» Task input
|---|

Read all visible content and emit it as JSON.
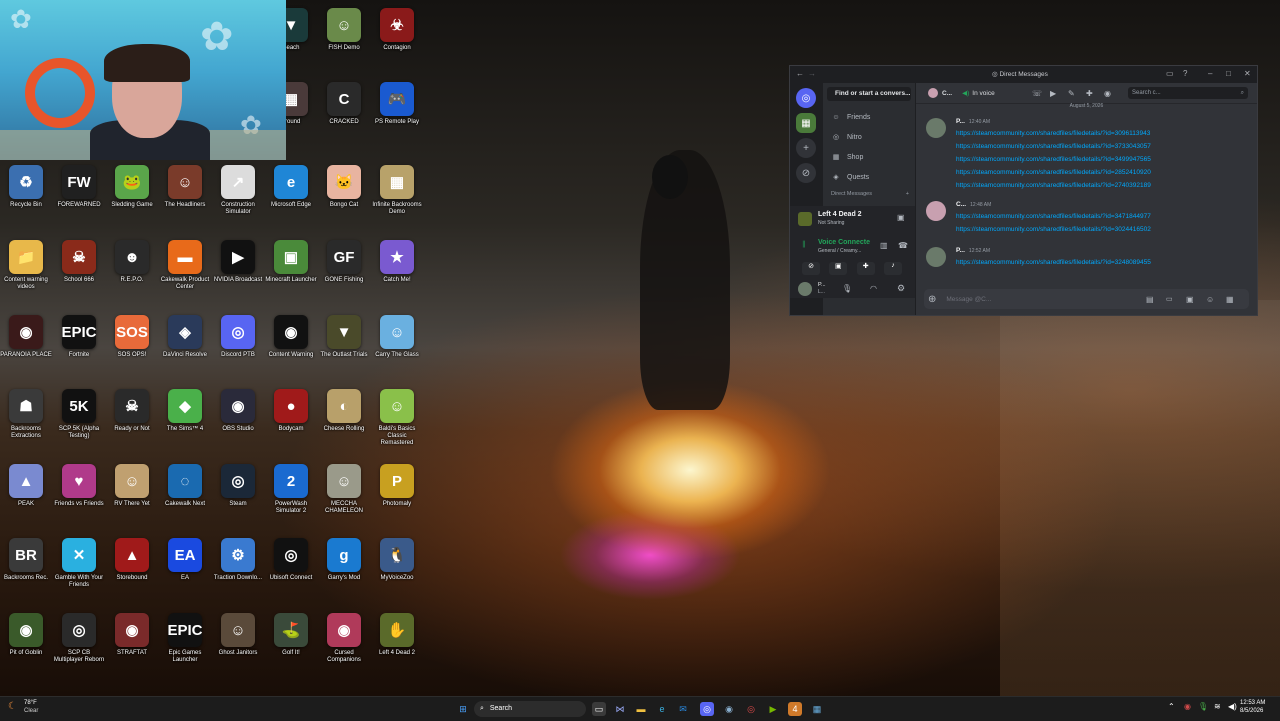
{
  "webcam": {
    "label": "webcam overlay"
  },
  "desktop_icons": [
    {
      "label": "Recycle Bin",
      "glyph": "♻",
      "bg": "#3b6fb0"
    },
    {
      "label": "FOREWARNED",
      "glyph": "FW",
      "bg": "#202020"
    },
    {
      "label": "Sledding Game",
      "glyph": "🐸",
      "bg": "#5aa54a"
    },
    {
      "label": "The Headliners",
      "glyph": "☺",
      "bg": "#7a3b2a"
    },
    {
      "label": "Construction Simulator",
      "glyph": "↗",
      "bg": "#dcdcdc"
    },
    {
      "label": "Microsoft Edge",
      "glyph": "e",
      "bg": "#1f86d6"
    },
    {
      "label": "Bongo Cat",
      "glyph": "🐱",
      "bg": "#e8b4a0"
    },
    {
      "label": "Infinite Backrooms Demo",
      "glyph": "▦",
      "bg": "#b8a26a"
    },
    {
      "label": "Content warning videos",
      "glyph": "📁",
      "bg": "#e8b84a"
    },
    {
      "label": "School 666",
      "glyph": "☠",
      "bg": "#8a2a1a"
    },
    {
      "label": "R.E.P.O.",
      "glyph": "☻",
      "bg": "#2a2a2a"
    },
    {
      "label": "Cakewalk Product Center",
      "glyph": "▬",
      "bg": "#e86a1a"
    },
    {
      "label": "NVIDIA Broadcast",
      "glyph": "▶",
      "bg": "#111"
    },
    {
      "label": "Minecraft Launcher",
      "glyph": "▣",
      "bg": "#4a8a3a"
    },
    {
      "label": "GONE Fishing",
      "glyph": "GF",
      "bg": "#2a2a2a"
    },
    {
      "label": "Catch Me!",
      "glyph": "★",
      "bg": "#7a5ad0"
    },
    {
      "label": "PARANOIA PLACE",
      "glyph": "◉",
      "bg": "#3a1a1a"
    },
    {
      "label": "Fortnite",
      "glyph": "EPIC",
      "bg": "#111"
    },
    {
      "label": "SOS OPS!",
      "glyph": "SOS",
      "bg": "#e86a3a"
    },
    {
      "label": "DaVinci Resolve",
      "glyph": "◈",
      "bg": "#2a3a5a"
    },
    {
      "label": "Discord PTB",
      "glyph": "◎",
      "bg": "#5865f2"
    },
    {
      "label": "Content Warning",
      "glyph": "◉",
      "bg": "#111"
    },
    {
      "label": "The Outlast Trials",
      "glyph": "▼",
      "bg": "#4a4a2a"
    },
    {
      "label": "Carry The Glass",
      "glyph": "☺",
      "bg": "#6ab0e0"
    },
    {
      "label": "Backrooms Extractions",
      "glyph": "☗",
      "bg": "#3a3a3a"
    },
    {
      "label": "SCP 5K (Alpha Testing)",
      "glyph": "5K",
      "bg": "#111"
    },
    {
      "label": "Ready or Not",
      "glyph": "☠",
      "bg": "#2a2a2a"
    },
    {
      "label": "The Sims™ 4",
      "glyph": "◆",
      "bg": "#4ab04a"
    },
    {
      "label": "OBS Studio",
      "glyph": "◉",
      "bg": "#2a2a3a"
    },
    {
      "label": "Bodycam",
      "glyph": "●",
      "bg": "#a01a1a"
    },
    {
      "label": "Cheese Rolling",
      "glyph": "◐",
      "bg": "#b8a06a"
    },
    {
      "label": "Baldi's Basics Classic Remastered",
      "glyph": "☺",
      "bg": "#8ac04a"
    },
    {
      "label": "PEAK",
      "glyph": "▲",
      "bg": "#7a8ad0"
    },
    {
      "label": "Friends vs Friends",
      "glyph": "♥",
      "bg": "#b03a8a"
    },
    {
      "label": "RV There Yet",
      "glyph": "☺",
      "bg": "#c0a070"
    },
    {
      "label": "Cakewalk Next",
      "glyph": "◌",
      "bg": "#1a6ab0"
    },
    {
      "label": "Steam",
      "glyph": "◎",
      "bg": "#1b2838"
    },
    {
      "label": "PowerWash Simulator 2",
      "glyph": "2",
      "bg": "#1a6ad0"
    },
    {
      "label": "MECCHA CHAMELEON",
      "glyph": "☺",
      "bg": "#9a9a8a"
    },
    {
      "label": "Photomaly",
      "glyph": "P",
      "bg": "#c8a020"
    },
    {
      "label": "Backrooms Rec.",
      "glyph": "BR",
      "bg": "#3a3a3a"
    },
    {
      "label": "Gamble With Your Friends",
      "glyph": "✕",
      "bg": "#2ab0e0"
    },
    {
      "label": "Storebound",
      "glyph": "▲",
      "bg": "#a01a1a"
    },
    {
      "label": "EA",
      "glyph": "EA",
      "bg": "#1a4ae0"
    },
    {
      "label": "Traction Downlo...",
      "glyph": "⚙",
      "bg": "#3a7ad0"
    },
    {
      "label": "Ubisoft Connect",
      "glyph": "◎",
      "bg": "#111"
    },
    {
      "label": "Garry's Mod",
      "glyph": "g",
      "bg": "#1a7ad0"
    },
    {
      "label": "MyVoiceZoo",
      "glyph": "🐧",
      "bg": "#3a5a8a"
    },
    {
      "label": "Pit of Goblin",
      "glyph": "◉",
      "bg": "#3a5a2a"
    },
    {
      "label": "SCP CB Multiplayer Reborn",
      "glyph": "◎",
      "bg": "#2a2a2a"
    },
    {
      "label": "STRAFTAT",
      "glyph": "◉",
      "bg": "#7a2a2a"
    },
    {
      "label": "Epic Games Launcher",
      "glyph": "EPIC",
      "bg": "#111"
    },
    {
      "label": "Ghost Janitors",
      "glyph": "☺",
      "bg": "#5a4a3a"
    },
    {
      "label": "Golf It!",
      "glyph": "⛳",
      "bg": "#3a4a3a"
    },
    {
      "label": "Cursed Companions",
      "glyph": "◉",
      "bg": "#b03a5a"
    },
    {
      "label": "Left 4 Dead 2",
      "glyph": "✋",
      "bg": "#5a6a2a"
    }
  ],
  "top_partial_icons": [
    {
      "label": "Beach",
      "glyph": "▼",
      "bg": "#1a3a3a"
    },
    {
      "label": "FISH Demo",
      "glyph": "☺",
      "bg": "#6a8a4a"
    },
    {
      "label": "Contagion",
      "glyph": "☣",
      "bg": "#8a1a1a"
    },
    {
      "label": "ground",
      "glyph": "▦",
      "bg": "#4a3a3a"
    },
    {
      "label": "CRACKED",
      "glyph": "C",
      "bg": "#2a2a2a"
    },
    {
      "label": "PS Remote Play",
      "glyph": "🎮",
      "bg": "#1a5ad0"
    }
  ],
  "discord": {
    "title": "Direct Messages",
    "search_dm": "Find or start a convers...",
    "nav": [
      {
        "label": "Friends",
        "icon": "☺"
      },
      {
        "label": "Nitro",
        "icon": "◎"
      },
      {
        "label": "Shop",
        "icon": "▦"
      },
      {
        "label": "Quests",
        "icon": "◈"
      }
    ],
    "dm_header": "Direct Messages",
    "game": {
      "title": "Left 4 Dead 2",
      "status": "Not Sharing"
    },
    "voice": {
      "title": "Voice Connecte",
      "channel": "General / Creamy..."
    },
    "user": {
      "name": "P...",
      "sub": "L..."
    },
    "header_user": "C...",
    "in_voice": "In voice",
    "search_placeholder": "Search c...",
    "date_divider": "August 5, 2026",
    "messages": [
      {
        "name": "P...",
        "time": "12:40 AM",
        "avatar": "#6a7a6a",
        "links": [
          "https://steamcommunity.com/sharedfiles/filedetails/?id=3096113943",
          "https://steamcommunity.com/sharedfiles/filedetails/?id=3733043057",
          "https://steamcommunity.com/sharedfiles/filedetails/?id=3499947565",
          "https://steamcommunity.com/sharedfiles/filedetails/?id=2852410920",
          "https://steamcommunity.com/sharedfiles/filedetails/?id=2740392189"
        ]
      },
      {
        "name": "C...",
        "time": "12:48 AM",
        "avatar": "#c8a0b0",
        "links": [
          "https://steamcommunity.com/sharedfiles/filedetails/?id=3471844977",
          "https://steamcommunity.com/sharedfiles/filedetails/?id=3024416502"
        ]
      },
      {
        "name": "P...",
        "time": "12:52 AM",
        "avatar": "#6a7a6a",
        "links": [
          "https://steamcommunity.com/sharedfiles/filedetails/?id=3248089455"
        ]
      }
    ],
    "composer_placeholder": "Message @C..."
  },
  "taskbar": {
    "weather_temp": "78°F",
    "weather_text": "Clear",
    "search_label": "Search",
    "time": "12:53 AM",
    "date": "8/5/2026"
  }
}
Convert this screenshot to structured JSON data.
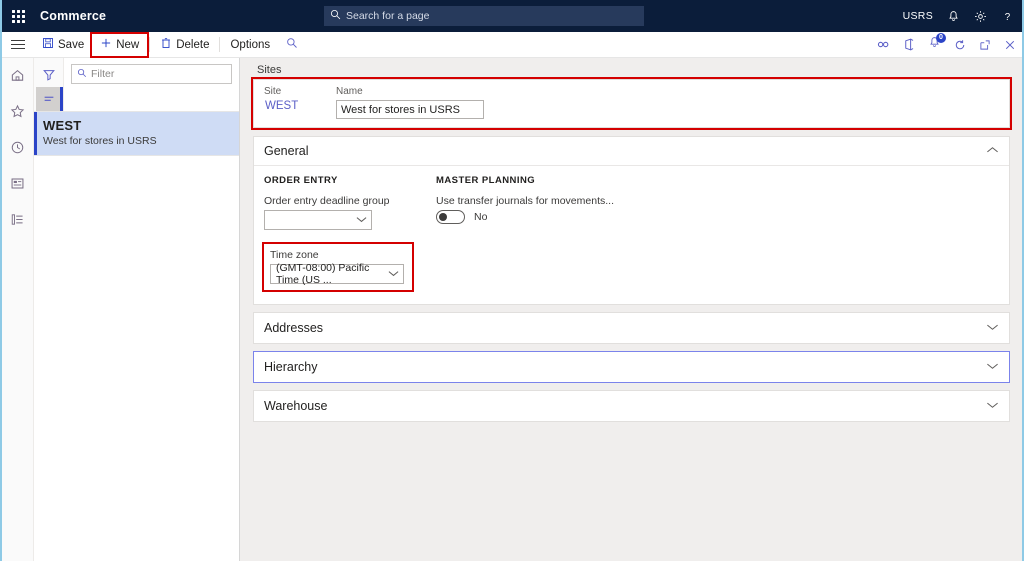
{
  "topnav": {
    "waffle_icon": "app-launcher-icon",
    "app_title": "Commerce",
    "search_placeholder": "Search for a page",
    "search_icon": "search-icon",
    "company": "USRS",
    "notifications_icon": "bell-icon",
    "settings_icon": "gear-icon",
    "help_icon": "question-icon"
  },
  "commandbar": {
    "menu_icon": "hamburger-icon",
    "save_label": "Save",
    "save_icon": "save-icon",
    "new_label": "New",
    "new_icon": "plus-icon",
    "delete_label": "Delete",
    "delete_icon": "trash-icon",
    "options_label": "Options",
    "search_icon": "search-icon",
    "right_icons": {
      "attach_icon": "link-icon",
      "office_icon": "office-icon",
      "notify_icon": "bell-icon",
      "notify_badge": "0",
      "refresh_icon": "refresh-icon",
      "popout_icon": "popout-icon",
      "close_icon": "close-icon"
    }
  },
  "rail": {
    "items": [
      {
        "icon": "home-icon",
        "name": "home"
      },
      {
        "icon": "star-icon",
        "name": "favorites"
      },
      {
        "icon": "clock-icon",
        "name": "recent"
      },
      {
        "icon": "workspace-icon",
        "name": "workspaces"
      },
      {
        "icon": "list-icon",
        "name": "modules"
      }
    ]
  },
  "listpane": {
    "filter_tool_icon": "funnel-icon",
    "list_tool_icon": "lines-icon",
    "filter_placeholder": "Filter",
    "filter_icon": "search-icon",
    "items": [
      {
        "title": "WEST",
        "subtitle": "West for stores in USRS",
        "selected": true
      }
    ]
  },
  "content": {
    "panel_title": "Sites",
    "sites": {
      "site_label": "Site",
      "site_value": "WEST",
      "name_label": "Name",
      "name_value": "West for stores in USRS",
      "highlight_color": "#d40000"
    },
    "general": {
      "title": "General",
      "expanded": true,
      "chevron": "chevron-up-icon",
      "order_entry": {
        "group_title": "ORDER ENTRY",
        "deadline_label": "Order entry deadline group",
        "deadline_value": "",
        "timezone_label": "Time zone",
        "timezone_value": "(GMT-08:00) Pacific Time (US ...",
        "highlight_color": "#d40000"
      },
      "master_planning": {
        "group_title": "MASTER PLANNING",
        "transfer_label": "Use transfer journals for movements...",
        "transfer_value": "No",
        "transfer_on": false
      }
    },
    "sections": [
      {
        "title": "Addresses",
        "chevron": "chevron-down-icon",
        "focused": false
      },
      {
        "title": "Hierarchy",
        "chevron": "chevron-down-icon",
        "focused": true
      },
      {
        "title": "Warehouse",
        "chevron": "chevron-down-icon",
        "focused": false
      }
    ]
  }
}
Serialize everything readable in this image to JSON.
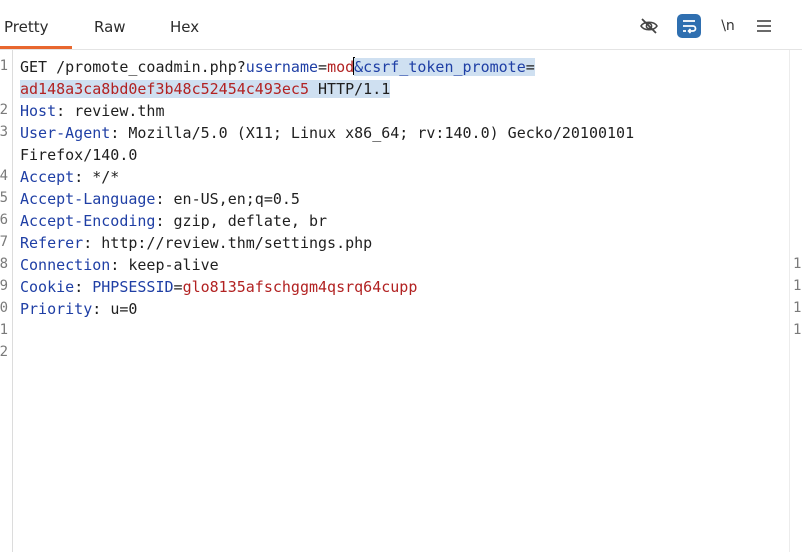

|---|

» Task prompt
Identify and list each line with the word "this".

» Finished answer
Convert this screenshot to structured JSON data.
Serialize everything readable in this image to JSON.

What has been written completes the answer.